[Dataset items]
_____
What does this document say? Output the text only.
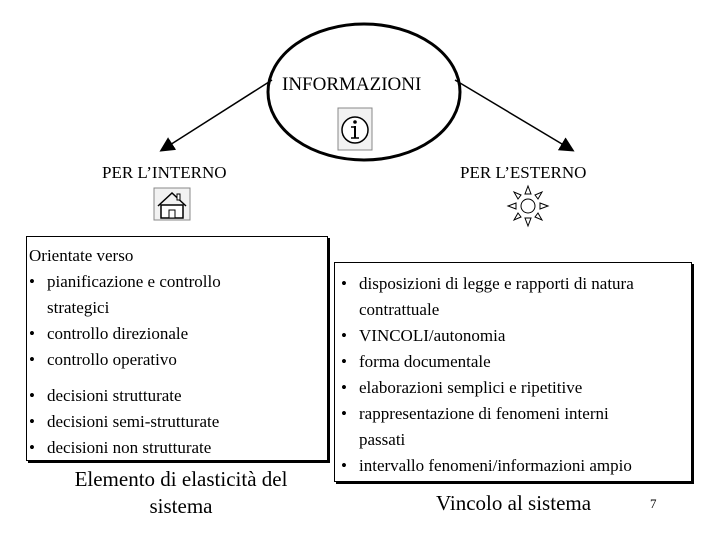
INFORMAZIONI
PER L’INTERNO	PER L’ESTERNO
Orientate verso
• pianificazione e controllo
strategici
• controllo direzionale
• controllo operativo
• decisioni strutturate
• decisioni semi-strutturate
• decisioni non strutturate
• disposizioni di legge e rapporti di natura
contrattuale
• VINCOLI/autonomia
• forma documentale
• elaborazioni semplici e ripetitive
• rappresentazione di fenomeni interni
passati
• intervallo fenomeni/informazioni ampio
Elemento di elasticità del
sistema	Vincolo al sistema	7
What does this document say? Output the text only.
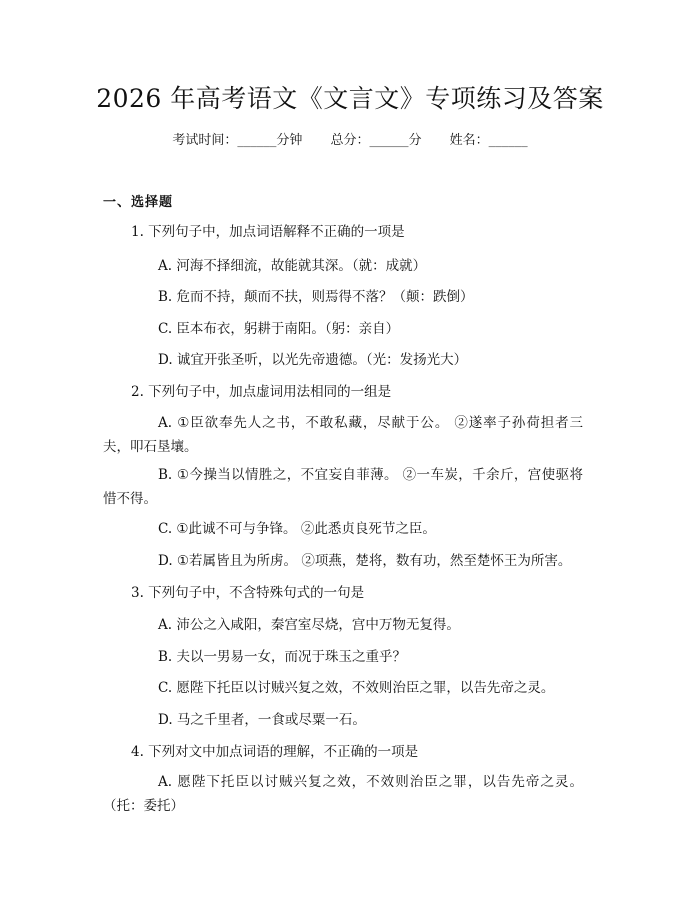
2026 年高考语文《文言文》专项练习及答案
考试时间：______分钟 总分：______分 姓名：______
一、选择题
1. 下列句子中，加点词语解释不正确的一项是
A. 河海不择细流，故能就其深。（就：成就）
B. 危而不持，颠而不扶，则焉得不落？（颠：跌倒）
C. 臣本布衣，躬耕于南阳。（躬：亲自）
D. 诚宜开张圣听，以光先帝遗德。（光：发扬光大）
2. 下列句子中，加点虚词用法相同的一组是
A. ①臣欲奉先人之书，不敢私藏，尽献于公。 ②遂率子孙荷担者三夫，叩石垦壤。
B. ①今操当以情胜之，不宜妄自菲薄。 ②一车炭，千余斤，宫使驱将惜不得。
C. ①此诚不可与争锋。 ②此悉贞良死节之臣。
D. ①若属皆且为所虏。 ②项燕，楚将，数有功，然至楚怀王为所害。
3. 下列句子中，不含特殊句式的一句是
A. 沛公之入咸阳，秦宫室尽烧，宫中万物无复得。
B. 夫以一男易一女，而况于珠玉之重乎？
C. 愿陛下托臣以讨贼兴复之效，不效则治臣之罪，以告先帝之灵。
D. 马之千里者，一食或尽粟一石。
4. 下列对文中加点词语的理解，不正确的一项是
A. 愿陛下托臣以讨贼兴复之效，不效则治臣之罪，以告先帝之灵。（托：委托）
_____
__Task__
Look through the entries and find each line that has the string "愿陛下托臣以讨贼兴复之效". Copy those lines.

__Solution for this task__
C. 愿陛下托臣以讨贼兴复之效，不效则治臣之罪，以告先帝之灵。
A. 愿陛下托臣以讨贼兴复之效，不效则治臣之罪，以告先帝之灵。（托：委托）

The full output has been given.